Copy out all lines of the records in which the word "наук" appears.

▬▬▬

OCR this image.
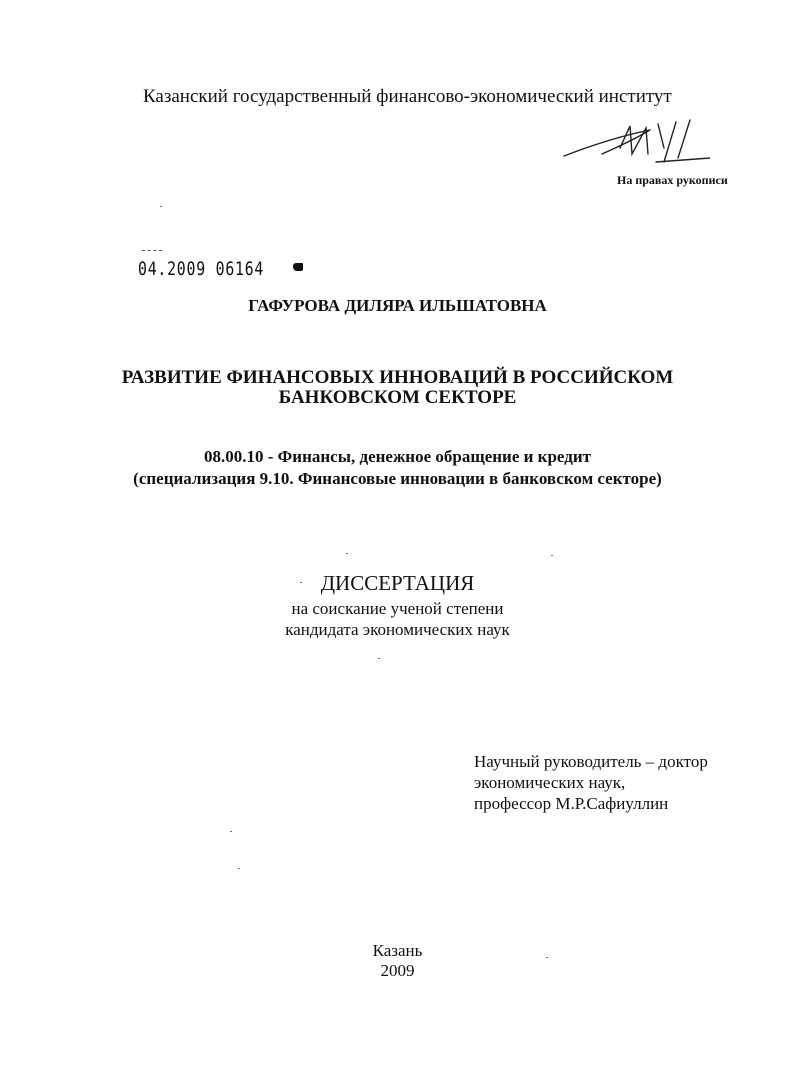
Казанский государственный финансово-экономический институт
На правах рукописи
04.2009 06164
ГАФУРОВА ДИЛЯРА ИЛЬШАТОВНА
РАЗВИТИЕ ФИНАНСОВЫХ ИННОВАЦИЙ В РОССИЙСКОМ
БАНКОВСКОМ СЕКТОРЕ
08.00.10 - Финансы, денежное обращение и кредит
(специализация 9.10. Финансовые инновации в банковском секторе)
ДИССЕРТАЦИЯ
на соискание ученой степени
кандидата экономических наук
Научный руководитель – доктор
экономических наук,
профессор М.Р.Сафиуллин
Казань
2009
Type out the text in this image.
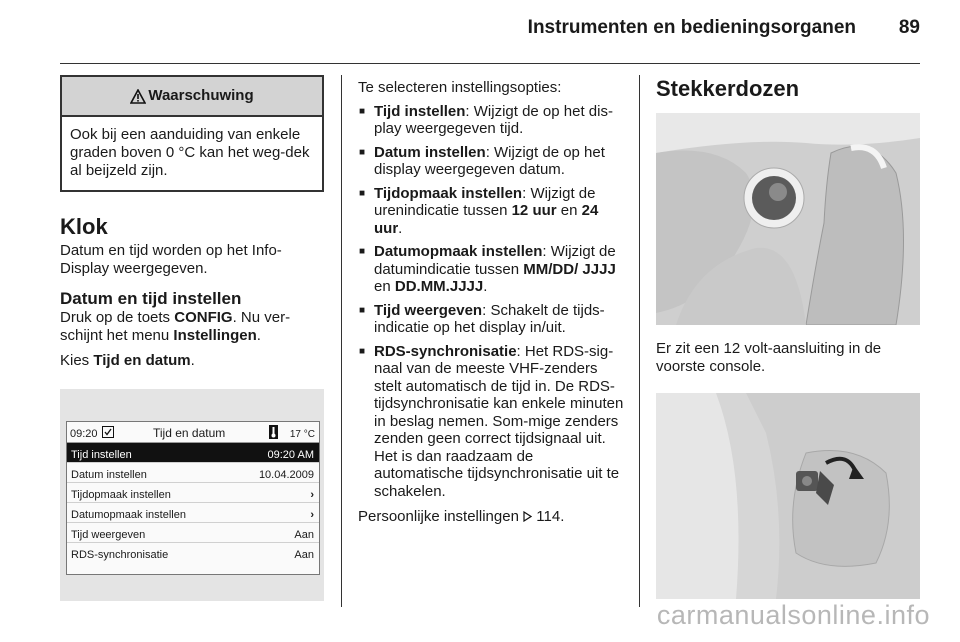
Instrumenten en bedieningsorganen 89
Waarschuwing
Ook bij een aanduiding van enkele graden boven 0 °C kan het weg-dek al beijzeld zijn.
Klok

Datum en tijd worden op het Info-Display weergegeven.

Datum en tijd instellen

Druk op de toets CONFIG. Nu ver-schijnt het menu Instellingen.

Kies Tijd en datum.

09:20	Tijd en datum	17 °C
Tijd instellen	09:20 AM
Datum instellen	10.04.2009
Tijdopmaak instellen	›
Datumopmaak instellen	›
Tijd weergeven	Aan
RDS-synchronisatie	Aan

Te selecteren instellingsopties:

■ Tijd instellen: Wijzigt de op het dis-play weergegeven tijd.
■ Datum instellen: Wijzigt de op het display weergegeven datum.
■ Tijdopmaak instellen: Wijzigt de urenindicatie tussen 12 uur en 24 uur.
■ Datumopmaak instellen: Wijzigt de datumindicatie tussen MM/DD/ JJJJ en DD.MM.JJJJ.
■ Tijd weergeven: Schakelt de tijds-indicatie op het display in/uit.
■ RDS-synchronisatie: Het RDS-sig-naal van de meeste VHF-zenders stelt automatisch de tijd in. De RDS-tijdsynchronisatie kan enkele minuten in beslag nemen. Som-mige zenders zenden geen correct tijdsignaal uit. Het is dan raadzaam de automatische tijdsynchronisatie uit te schakelen.

Persoonlijke instellingen 114.

Stekkerdozen

Er zit een 12 volt-aansluiting in de voorste console.

carmanualsonline.info
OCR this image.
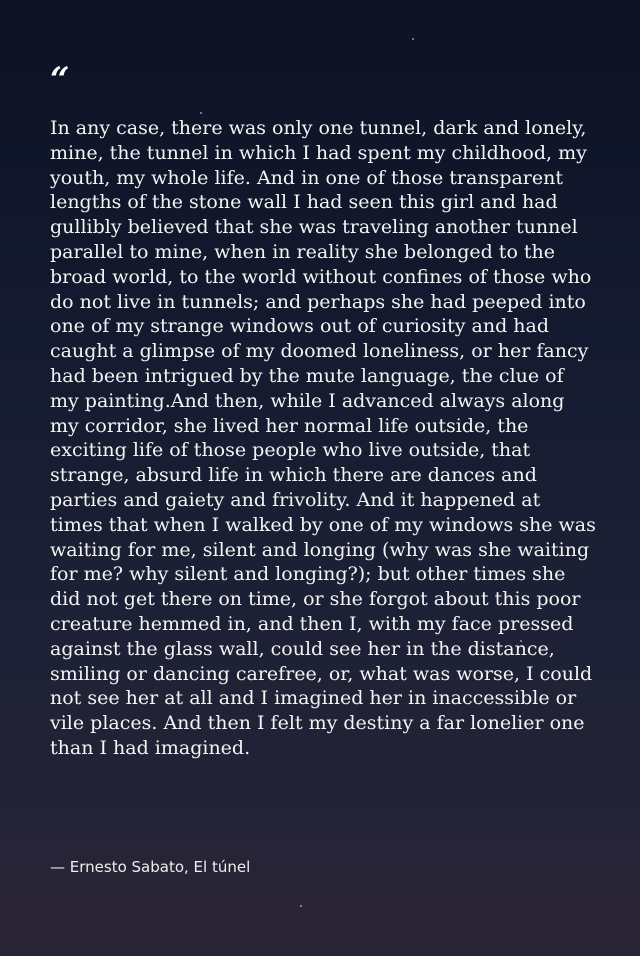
“

In any case, there was only one tunnel, dark and lonely, mine, the tunnel in which I had spent my childhood, my youth, my whole life. And in one of those transparent lengths of the stone wall I had seen this girl and had gullibly believed that she was traveling another tunnel parallel to mine, when in reality she belonged to the broad world, to the world without confines of those who do not live in tunnels; and perhaps she had peeped into one of my strange windows out of curiosity and had caught a glimpse of my doomed loneliness, or her fancy had been intrigued by the mute language, the clue of my painting.And then, while I advanced always along my corridor, she lived her normal life outside, the exciting life of those people who live outside, that strange, absurd life in which there are dances and parties and gaiety and frivolity. And it happened at times that when I walked by one of my windows she was waiting for me, silent and longing (why was she waiting for me? why silent and longing?); but other times she did not get there on time, or she forgot about this poor creature hemmed in, and then I, with my face pressed against the glass wall, could see her in the distance, smiling or dancing carefree, or, what was worse, I could not see her at all and I imagined her in inaccessible or vile places. And then I felt my destiny a far lonelier one than I had imagined.

— Ernesto Sabato, El túnel
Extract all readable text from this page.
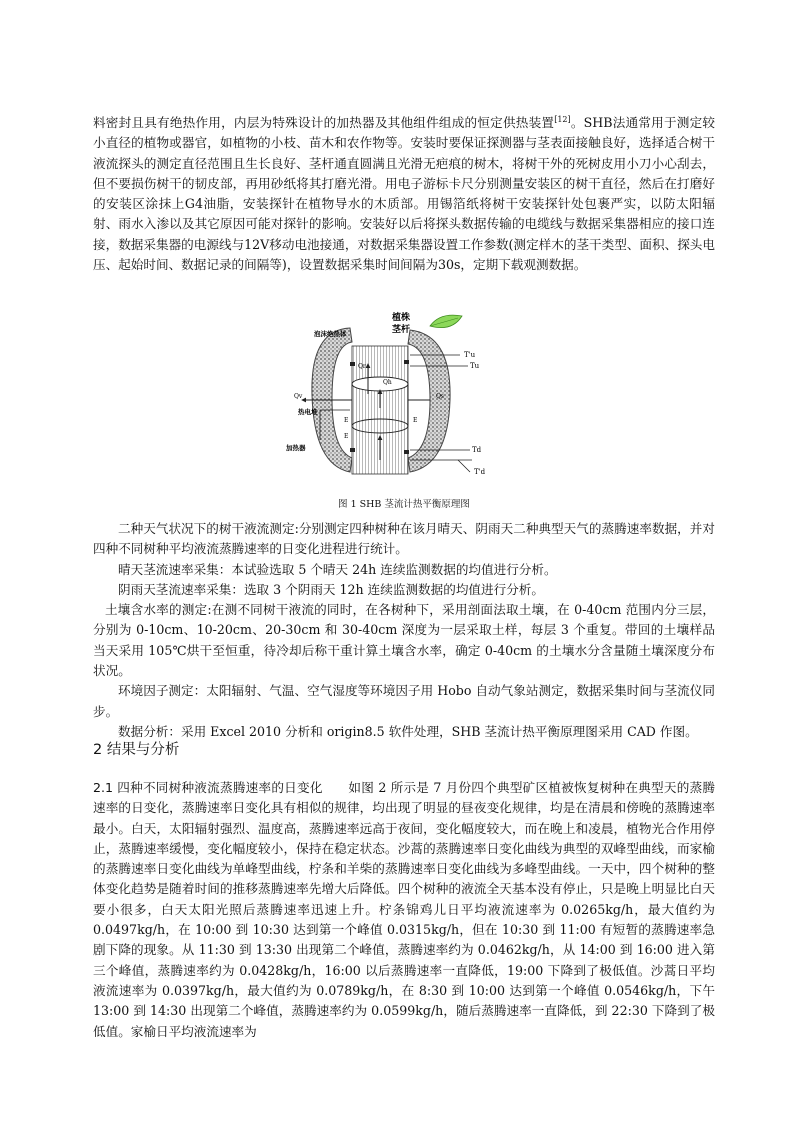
料密封且具有绝热作用，内层为特殊设计的加热器及其他组件组成的恒定供热装置[12]。SHB法通常用于测定较小直径的植物或器官，如植物的小枝、苗木和农作物等。安装时要保证探测器与茎表面接触良好，选择适合树干液流探头的测定直径范围且生长良好、茎杆通直圆满且光滑无疤痕的树木，将树干外的死树皮用小刀小心刮去，但不要损伤树干的韧皮部，再用砂纸将其打磨光滑。用电子游标卡尺分别测量安装区的树干直径，然后在打磨好的安装区涂抹上G4油脂，安装探针在植物导水的木质部。用锡箔纸将树干安装探针处包裹严实，以防太阳辐射、雨水入渗以及其它原因可能对探针的影响。安装好以后将探头数据传输的电缆线与数据采集器相应的接口连接，数据采集器的电源线与12V移动电池接通，对数据采集器设置工作参数(测定样木的茎干类型、面积、探头电压、起始时间、数据记录的间隔等)，设置数据采集时间间隔为30s，定期下载观测数据。

泡沫绝热体
植株
茎杆
Qr
Qh
Qv	Qs
热电堆
E
E
E
加热器
T'u
Tu
Td
T'd
图 1 SHB 茎流计热平衡原理图

二种天气状况下的树干液流测定:分别测定四种树种在该月晴天、阴雨天二种典型天气的蒸腾速率数据，并对四种不同树种平均液流蒸腾速率的日变化进程进行统计。

晴天茎流速率采集：本试验选取 5 个晴天 24h 连续监测数据的均值进行分析。

阴雨天茎流速率采集：选取 3 个阴雨天 12h 连续监测数据的均值进行分析。

土壤含水率的测定:在测不同树干液流的同时，在各树种下，采用剖面法取土壤，在 0-40cm 范围内分三层，分别为 0-10cm、10-20cm、20-30cm 和 30-40cm 深度为一层采取土样，每层 3 个重复。带回的土壤样品当天采用 105℃烘干至恒重，待冷却后称干重计算土壤含水率，确定 0-40cm 的土壤水分含量随土壤深度分布状况。

环境因子测定：太阳辐射、气温、空气湿度等环境因子用 Hobo 自动气象站测定，数据采集时间与茎流仪同步。

数据分析：采用 Excel 2010 分析和 origin8.5 软件处理，SHB 茎流计热平衡原理图采用 CAD 作图。

2 结果与分析

2.1 四种不同树种液流蒸腾速率的日变化　　 如图 2 所示是 7 月份四个典型矿区植被恢复树种在典型天的蒸腾速率的日变化，蒸腾速率日变化具有相似的规律，均出现了明显的昼夜变化规律，均是在清晨和傍晚的蒸腾速率最小。白天，太阳辐射强烈、温度高，蒸腾速率远高于夜间，变化幅度较大，而在晚上和凌晨，植物光合作用停止，蒸腾速率缓慢，变化幅度较小，保持在稳定状态。沙蒿的蒸腾速率日变化曲线为典型的双峰型曲线，而家榆的蒸腾速率日变化曲线为单峰型曲线，柠条和羊柴的蒸腾速率日变化曲线为多峰型曲线。一天中，四个树种的整体变化趋势是随着时间的推移蒸腾速率先增大后降低。四个树种的液流全天基本没有停止，只是晚上明显比白天要小很多，白天太阳光照后蒸腾速率迅速上升。柠条锦鸡儿日平均液流速率为 0.0265kg/h，最大值约为 0.0497kg/h，在 10:00 到 10:30 达到第一个峰值 0.0315kg/h，但在 10:30 到 11:00 有短暂的蒸腾速率急剧下降的现象。从 11:30 到 13:30 出现第二个峰值，蒸腾速率约为 0.0462kg/h，从 14:00 到 16:00 进入第三个峰值，蒸腾速率约为 0.0428kg/h，16:00 以后蒸腾速率一直降低，19:00 下降到了极低值。沙蒿日平均液流速率为 0.0397kg/h，最大值约为 0.0789kg/h，在 8:30 到 10:00 达到第一个峰值 0.0546kg/h，下午 13:00 到 14:30 出现第二个峰值，蒸腾速率约为 0.0599kg/h，随后蒸腾速率一直降低，到 22:30 下降到了极低值。家榆日平均液流速率为
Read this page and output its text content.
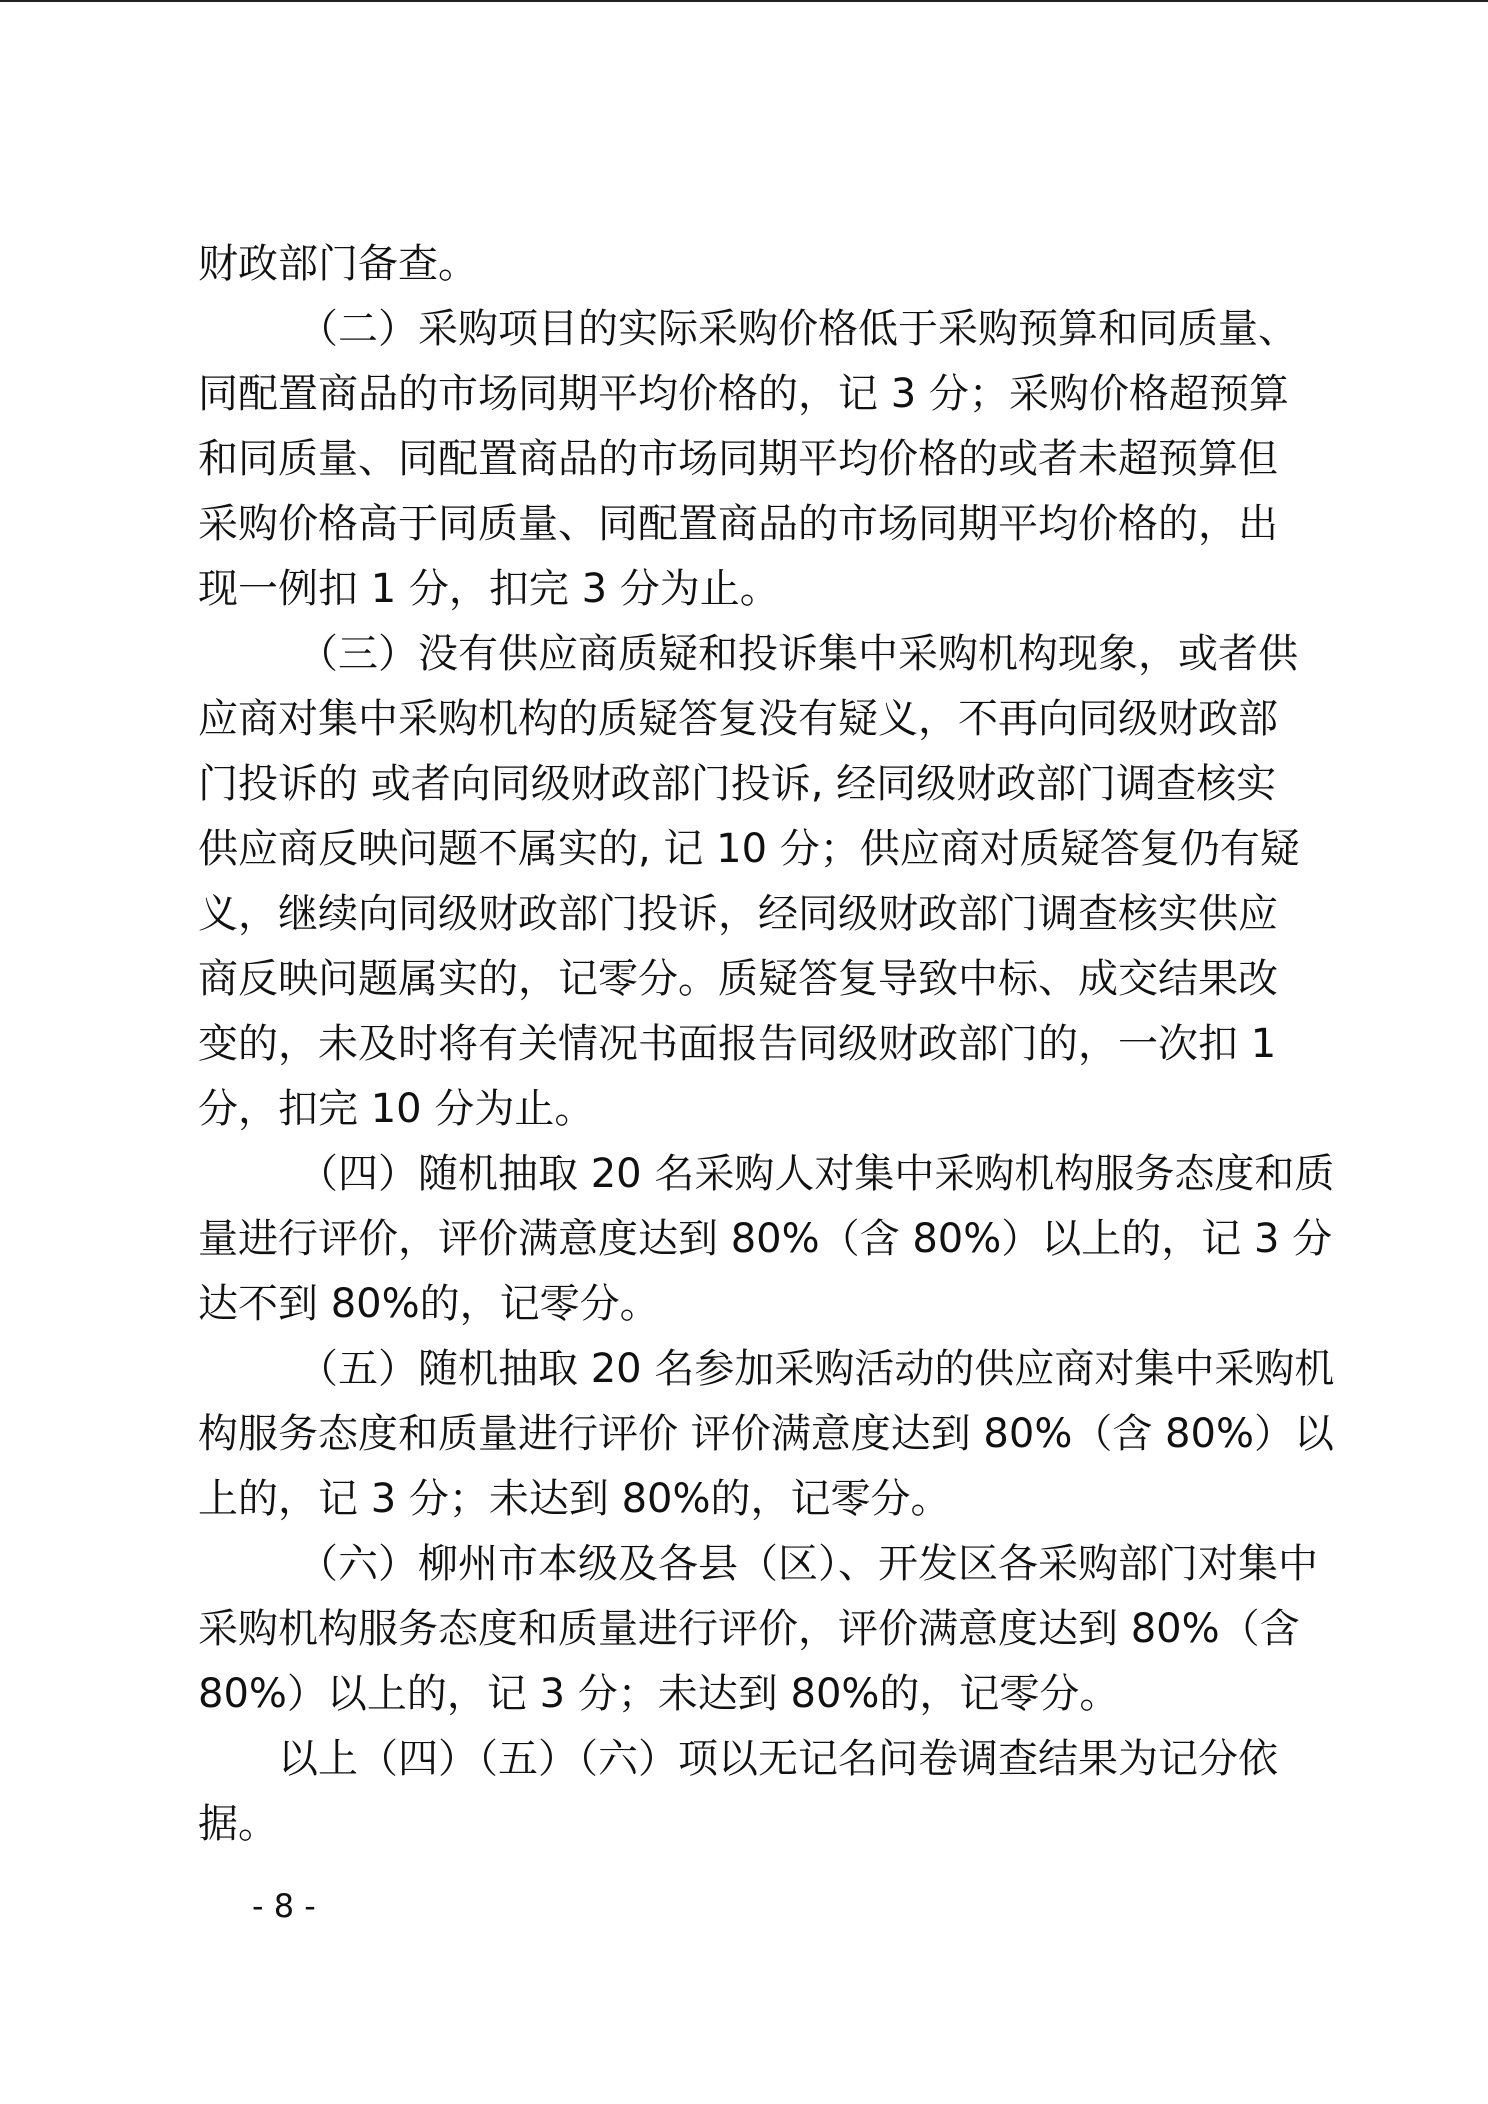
财政部门备查。
（二）采购项目的实际采购价格低于采购预算和同质量、
同配置商品的市场同期平均价格的，记 3 分；采购价格超预算
和同质量、同配置商品的市场同期平均价格的或者未超预算但
采购价格高于同质量、同配置商品的市场同期平均价格的，出
现一例扣 1 分，扣完 3 分为止。
（三）没有供应商质疑和投诉集中采购机构现象，或者供
应商对集中采购机构的质疑答复没有疑义，不再向同级财政部
门投诉的 或者向同级财政部门投诉, 经同级财政部门调查核实
供应商反映问题不属实的, 记 10 分；供应商对质疑答复仍有疑
义，继续向同级财政部门投诉，经同级财政部门调查核实供应
商反映问题属实的，记零分。质疑答复导致中标、成交结果改
变的，未及时将有关情况书面报告同级财政部门的，一次扣 1
分，扣完 10 分为止。
（四）随机抽取 20 名采购人对集中采购机构服务态度和质
量进行评价，评价满意度达到 80%（含 80%）以上的，记 3 分
达不到 80%的，记零分。
（五）随机抽取 20 名参加采购活动的供应商对集中采购机
构服务态度和质量进行评价 评价满意度达到 80%（含 80%）以
上的，记 3 分；未达到 80%的，记零分。
（六）柳州市本级及各县（区）、开发区各采购部门对集中
采购机构服务态度和质量进行评价，评价满意度达到 80%（含
80%）以上的，记 3 分；未达到 80%的，记零分。
以上（四）（五）（六）项以无记名问卷调查结果为记分依
据。
- 8 -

▬▬▬

Exercise result –
кандидата экономических наук
экономических наук,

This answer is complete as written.